━━━ Extracted data ━━━

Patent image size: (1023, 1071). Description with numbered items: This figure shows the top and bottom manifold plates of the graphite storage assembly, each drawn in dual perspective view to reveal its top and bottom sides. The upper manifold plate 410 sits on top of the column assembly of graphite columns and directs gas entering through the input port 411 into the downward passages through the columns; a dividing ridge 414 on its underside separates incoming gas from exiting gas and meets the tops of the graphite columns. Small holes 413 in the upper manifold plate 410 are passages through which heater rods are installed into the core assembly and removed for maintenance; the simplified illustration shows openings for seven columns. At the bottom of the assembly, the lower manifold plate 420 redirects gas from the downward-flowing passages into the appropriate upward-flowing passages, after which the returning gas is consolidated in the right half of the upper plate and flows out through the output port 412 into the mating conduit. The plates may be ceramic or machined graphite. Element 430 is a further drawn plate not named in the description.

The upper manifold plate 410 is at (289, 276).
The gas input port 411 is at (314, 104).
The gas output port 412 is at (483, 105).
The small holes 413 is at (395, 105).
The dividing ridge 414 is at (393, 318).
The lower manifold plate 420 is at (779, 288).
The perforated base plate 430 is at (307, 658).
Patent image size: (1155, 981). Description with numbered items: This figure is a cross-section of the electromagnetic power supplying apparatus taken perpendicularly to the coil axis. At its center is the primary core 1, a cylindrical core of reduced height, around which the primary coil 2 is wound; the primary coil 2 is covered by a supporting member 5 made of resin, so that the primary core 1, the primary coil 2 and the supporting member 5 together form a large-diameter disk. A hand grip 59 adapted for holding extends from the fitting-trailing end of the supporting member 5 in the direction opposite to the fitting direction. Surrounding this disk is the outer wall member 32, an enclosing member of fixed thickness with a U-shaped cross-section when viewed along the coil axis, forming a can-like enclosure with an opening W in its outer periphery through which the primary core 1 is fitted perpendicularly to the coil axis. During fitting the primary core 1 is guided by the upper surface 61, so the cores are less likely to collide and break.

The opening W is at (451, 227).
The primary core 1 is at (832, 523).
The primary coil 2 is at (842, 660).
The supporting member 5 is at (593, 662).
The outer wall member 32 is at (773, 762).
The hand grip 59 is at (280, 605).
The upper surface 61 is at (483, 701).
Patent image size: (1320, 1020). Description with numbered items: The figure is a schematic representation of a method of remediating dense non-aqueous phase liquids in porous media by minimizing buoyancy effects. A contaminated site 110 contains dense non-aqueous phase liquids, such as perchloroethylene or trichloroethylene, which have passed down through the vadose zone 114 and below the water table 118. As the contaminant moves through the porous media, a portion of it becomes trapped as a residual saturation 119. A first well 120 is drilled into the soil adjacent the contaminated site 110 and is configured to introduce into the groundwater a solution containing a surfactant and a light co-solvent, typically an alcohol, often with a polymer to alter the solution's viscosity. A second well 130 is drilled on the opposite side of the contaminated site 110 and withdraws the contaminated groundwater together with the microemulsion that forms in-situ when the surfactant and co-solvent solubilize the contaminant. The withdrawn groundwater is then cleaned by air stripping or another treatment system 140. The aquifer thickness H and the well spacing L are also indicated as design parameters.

━━━

- _Aim of the task_
Could you recast the lines above, from the first one through the one containing "The perforated base", as a Markdown table with columns Row and Text, numbering each line and leaving out blank lines?

- _Answer to the task_
| Row | Text |
|---|---|
| 1 | Patent image size: (1023, 1071). Description with numbered items: This figure shows the top and bottom manifold plates of the graphite storage assembly, each drawn in dual perspective view to reveal its top and bottom sides. The upper manifold plate 410 sits on top of the column assembly of graphite columns and directs gas entering through the input port 411 into the downward passages through the columns; a dividing ridge 414 on its underside separates incoming gas from exiting gas and meets the tops of the graphite columns. Small holes 413 in the upper manifold plate 410 are passages through which heater rods are installed into the core assembly and removed for maintenance; the simplified illustration shows openings for seven columns. At the bottom of the assembly, the lower manifold plate 420 redirects gas from the downward-flowing passages into the appropriate upward-flowing passages, after which the returning gas is consolidated in the right half of the upper plate and flows out through the output port 412 into the mating conduit. The plates may be ceramic or machined graphite. Element 430 is a further drawn plate not named in the description. |
| 2 | The upper manifold plate 410 is at (289, 276). |
| 3 | The gas input port 411 is at (314, 104). |
| 4 | The gas output port 412 is at (483, 105). |
| 5 | The small holes 413 is at (395, 105). |
| 6 | The dividing ridge 414 is at (393, 318). |
| 7 | The lower manifold plate 420 is at (779, 288). |
| 8 | The perforated base plate 430 is at (307, 658). |